The exercise
Filter the records for lines holding the string "JSON".
○ ○ ○
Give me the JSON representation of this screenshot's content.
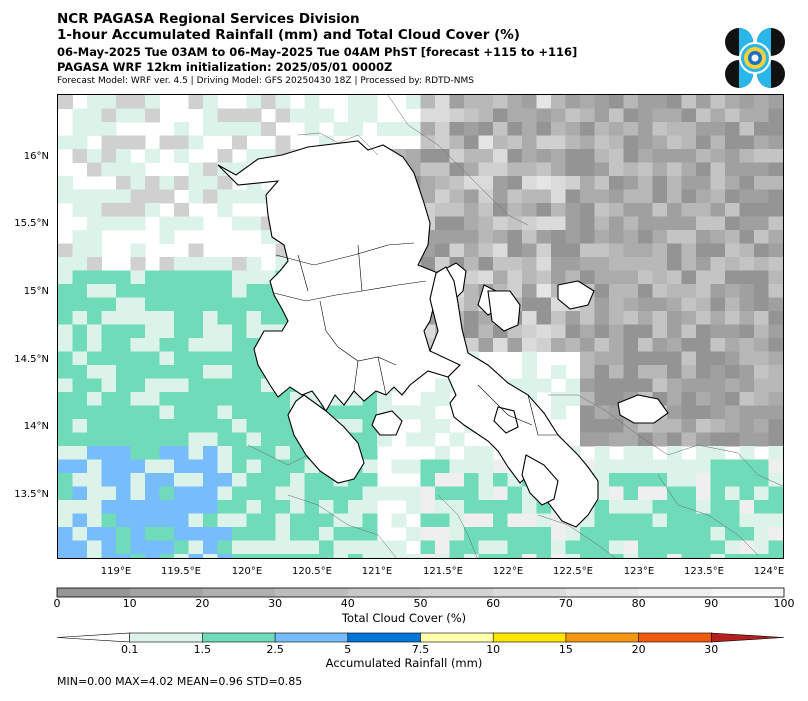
{
  "header": {
    "line1": "NCR PAGASA Regional Services Division",
    "line2": "1-hour Accumulated Rainfall (mm) and Total Cloud Cover (%)",
    "line3": "06-May-2025 Tue 03AM to 06-May-2025 Tue 04AM PhST [forecast +115 to +116]",
    "line4": "PAGASA WRF 12km initialization: 2025/05/01 0000Z",
    "line5": "Forecast Model: WRF ver. 4.5 | Driving Model: GFS 20250430 18Z | Processed by: RDTD-NMS"
  },
  "logo": {
    "icon": "pagasa-seal-icon"
  },
  "map": {
    "lat_ticks": [
      "16°N",
      "15.5°N",
      "15°N",
      "14.5°N",
      "14°N",
      "13.5°N"
    ],
    "lon_ticks": [
      "119°E",
      "119.5°E",
      "120°E",
      "120.5°E",
      "121°E",
      "121.5°E",
      "122°E",
      "122.5°E",
      "123°E",
      "123.5°E",
      "124°E"
    ]
  },
  "cloud_colorbar": {
    "ticks": [
      "0",
      "10",
      "20",
      "30",
      "40",
      "50",
      "60",
      "70",
      "80",
      "90",
      "100"
    ],
    "colors": [
      "#969696",
      "#a3a3a3",
      "#afafaf",
      "#bcbcbc",
      "#c8c8c8",
      "#d3d3d3",
      "#dcdcdc",
      "#e6e6e6",
      "#efefef",
      "#f8f8f8"
    ],
    "label": "Total Cloud Cover (%)"
  },
  "rain_colorbar": {
    "ticks": [
      "0.1",
      "1.5",
      "2.5",
      "5",
      "7.5",
      "10",
      "15",
      "20",
      "30"
    ],
    "colors": [
      "#ffffff",
      "#dcf3ea",
      "#6fdbb9",
      "#78bdfb",
      "#0074d8",
      "#ffffad",
      "#fde600",
      "#f49713",
      "#ef5b0e",
      "#b51f1f"
    ],
    "label": "Accumulated Rainfall (mm)"
  },
  "stats": "MIN=0.00   MAX=4.02   MEAN=0.96   STD=0.85"
}
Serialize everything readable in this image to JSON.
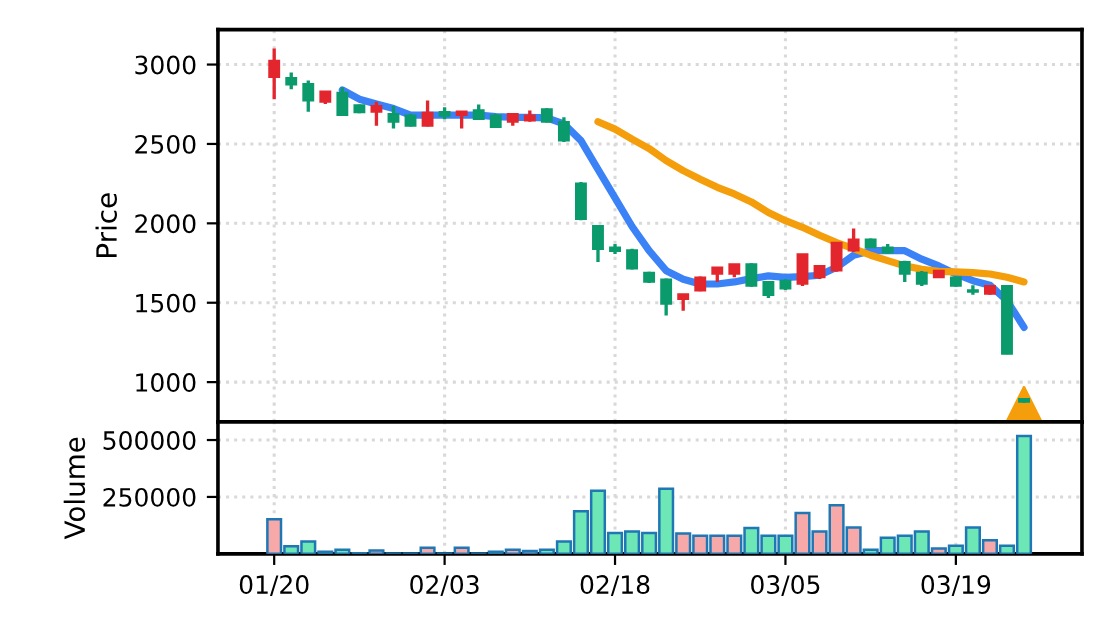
{
  "chart_data": [
    {
      "type": "candlestick",
      "ylabel": "Price",
      "grid": true,
      "legend": false,
      "tick_labels": "y",
      "categories": [
        null,
        null,
        null,
        null,
        null,
        null,
        null,
        null,
        null,
        null,
        null,
        null,
        null,
        null,
        null,
        null,
        null,
        null,
        null,
        null,
        null,
        null,
        null,
        null,
        null,
        null,
        null,
        null,
        null,
        null,
        null,
        null,
        null,
        null,
        null,
        null,
        null,
        null,
        null,
        null,
        null,
        null,
        null,
        null,
        null
      ],
      "ylim": [
        750,
        3220
      ],
      "yticks": [
        1000,
        1500,
        2000,
        2500,
        3000
      ],
      "ohlc": [
        [
          3025,
          3101,
          2782,
          2920
        ],
        [
          2874,
          2950,
          2845,
          2916
        ],
        [
          2773,
          2899,
          2702,
          2878
        ],
        [
          2832,
          2832,
          2752,
          2765
        ],
        [
          2681,
          2857,
          2681,
          2824
        ],
        [
          2698,
          2748,
          2694,
          2744
        ],
        [
          2740,
          2765,
          2614,
          2702
        ],
        [
          2639,
          2740,
          2597,
          2689
        ],
        [
          2614,
          2690,
          2610,
          2681
        ],
        [
          2698,
          2773,
          2610,
          2614
        ],
        [
          2677,
          2731,
          2656,
          2702
        ],
        [
          2706,
          2706,
          2597,
          2681
        ],
        [
          2656,
          2748,
          2656,
          2714
        ],
        [
          2605,
          2690,
          2600,
          2681
        ],
        [
          2689,
          2689,
          2614,
          2639
        ],
        [
          2681,
          2710,
          2640,
          2647
        ],
        [
          2639,
          2725,
          2635,
          2719
        ],
        [
          2521,
          2668,
          2513,
          2639
        ],
        [
          2026,
          2260,
          2020,
          2252
        ],
        [
          1837,
          1984,
          1757,
          1984
        ],
        [
          1824,
          1870,
          1807,
          1849
        ],
        [
          1715,
          1840,
          1710,
          1832
        ],
        [
          1631,
          1695,
          1625,
          1690
        ],
        [
          1492,
          1652,
          1420,
          1648
        ],
        [
          1555,
          1555,
          1450,
          1522
        ],
        [
          1660,
          1665,
          1572,
          1576
        ],
        [
          1723,
          1723,
          1631,
          1681
        ],
        [
          1744,
          1744,
          1660,
          1681
        ],
        [
          1606,
          1748,
          1600,
          1744
        ],
        [
          1547,
          1635,
          1530,
          1631
        ],
        [
          1589,
          1648,
          1580,
          1639
        ],
        [
          1807,
          1807,
          1605,
          1618
        ],
        [
          1732,
          1735,
          1650,
          1660
        ],
        [
          1879,
          1880,
          1695,
          1702
        ],
        [
          1900,
          1967,
          1820,
          1828
        ],
        [
          1849,
          1905,
          1845,
          1900
        ],
        [
          1816,
          1870,
          1810,
          1849
        ],
        [
          1681,
          1765,
          1631,
          1757
        ],
        [
          1618,
          1700,
          1605,
          1690
        ],
        [
          1702,
          1705,
          1655,
          1660
        ],
        [
          1606,
          1665,
          1600,
          1660
        ],
        [
          1568,
          1610,
          1550,
          1580
        ],
        [
          1606,
          1610,
          1550,
          1555
        ],
        [
          1177,
          1610,
          1175,
          1606
        ],
        [
          875,
          900,
          870,
          895
        ]
      ],
      "colors": [
        "#e3262d",
        "#0a9a6c",
        "#0a9a6c",
        "#e3262d",
        "#0a9a6c",
        "#0a9a6c",
        "#e3262d",
        "#0a9a6c",
        "#0a9a6c",
        "#e3262d",
        "#0a9a6c",
        "#e3262d",
        "#0a9a6c",
        "#0a9a6c",
        "#e3262d",
        "#e3262d",
        "#0a9a6c",
        "#0a9a6c",
        "#0a9a6c",
        "#0a9a6c",
        "#0a9a6c",
        "#0a9a6c",
        "#0a9a6c",
        "#0a9a6c",
        "#e3262d",
        "#e3262d",
        "#e3262d",
        "#e3262d",
        "#0a9a6c",
        "#0a9a6c",
        "#0a9a6c",
        "#e3262d",
        "#e3262d",
        "#e3262d",
        "#e3262d",
        "#0a9a6c",
        "#0a9a6c",
        "#0a9a6c",
        "#0a9a6c",
        "#e3262d",
        "#0a9a6c",
        "#0a9a6c",
        "#e3262d",
        "#0a9a6c",
        "#0a9a6c"
      ],
      "series": [
        {
          "type": "line",
          "color": "#3b82f6",
          "values": [
            null,
            null,
            null,
            null,
            2840,
            2782,
            2752,
            2723,
            2681,
            2681,
            2681,
            2681,
            2681,
            2672,
            2668,
            2668,
            2664,
            2626,
            2521,
            2340,
            2160,
            1980,
            1828,
            1702,
            1648,
            1618,
            1618,
            1631,
            1652,
            1669,
            1660,
            1664,
            1673,
            1723,
            1799,
            1828,
            1828,
            1828,
            1774,
            1732,
            1681,
            1639,
            1610,
            1513,
            1345
          ]
        },
        {
          "type": "line",
          "color": "#f59e0b",
          "values": [
            null,
            null,
            null,
            null,
            null,
            null,
            null,
            null,
            null,
            null,
            null,
            null,
            null,
            null,
            null,
            null,
            null,
            null,
            null,
            2640,
            2593,
            2530,
            2471,
            2395,
            2332,
            2278,
            2227,
            2185,
            2135,
            2068,
            2017,
            1975,
            1925,
            1879,
            1841,
            1799,
            1765,
            1732,
            1711,
            1698,
            1694,
            1690,
            1681,
            1660,
            1631
          ]
        },
        {
          "type": "scatter",
          "marker": "triangle",
          "color": "#f59e0b",
          "values": [
            null,
            null,
            null,
            null,
            null,
            null,
            null,
            null,
            null,
            null,
            null,
            null,
            null,
            null,
            null,
            null,
            null,
            null,
            null,
            null,
            null,
            null,
            null,
            null,
            null,
            null,
            null,
            null,
            null,
            null,
            null,
            null,
            null,
            null,
            null,
            null,
            null,
            null,
            null,
            null,
            null,
            null,
            null,
            null,
            860
          ]
        }
      ]
    },
    {
      "type": "bar",
      "ylabel": "Volume",
      "grid": true,
      "legend": false,
      "categories": [
        "01/20",
        null,
        null,
        null,
        null,
        null,
        null,
        null,
        null,
        null,
        "02/03",
        null,
        null,
        null,
        null,
        null,
        null,
        null,
        null,
        null,
        "02/18",
        null,
        null,
        null,
        null,
        null,
        null,
        null,
        null,
        null,
        "03/05",
        null,
        null,
        null,
        null,
        null,
        null,
        null,
        null,
        null,
        "03/19",
        null,
        null,
        null,
        null
      ],
      "ylim": [
        0,
        580000
      ],
      "yticks": [
        250000,
        500000
      ],
      "values": [
        152000,
        33000,
        54000,
        9000,
        18000,
        3000,
        15000,
        2000,
        2000,
        27000,
        2000,
        27000,
        2000,
        9000,
        18000,
        12000,
        18000,
        54000,
        187000,
        277000,
        92000,
        98000,
        92000,
        286000,
        89000,
        80000,
        80000,
        80000,
        113000,
        80000,
        80000,
        179000,
        98000,
        214000,
        116000,
        18000,
        71000,
        80000,
        98000,
        24000,
        36000,
        116000,
        60000,
        36000,
        518000
      ],
      "colors": [
        "#f7a8a8",
        "#6ee7b7",
        "#6ee7b7",
        "#6ee7b7",
        "#6ee7b7",
        "#6ee7b7",
        "#f7a8a8",
        "#6ee7b7",
        "#6ee7b7",
        "#f7a8a8",
        "#6ee7b7",
        "#f7a8a8",
        "#6ee7b7",
        "#6ee7b7",
        "#f7a8a8",
        "#f7a8a8",
        "#6ee7b7",
        "#6ee7b7",
        "#6ee7b7",
        "#6ee7b7",
        "#6ee7b7",
        "#6ee7b7",
        "#6ee7b7",
        "#6ee7b7",
        "#f7a8a8",
        "#f7a8a8",
        "#f7a8a8",
        "#f7a8a8",
        "#6ee7b7",
        "#6ee7b7",
        "#6ee7b7",
        "#f7a8a8",
        "#f7a8a8",
        "#f7a8a8",
        "#f7a8a8",
        "#6ee7b7",
        "#6ee7b7",
        "#6ee7b7",
        "#6ee7b7",
        "#f7a8a8",
        "#6ee7b7",
        "#6ee7b7",
        "#f7a8a8",
        "#6ee7b7",
        "#6ee7b7"
      ]
    }
  ]
}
○ ○ ○
Written response
Give me the JSON representation of this screenshot's content.
Serialize everything readable in this image to JSON.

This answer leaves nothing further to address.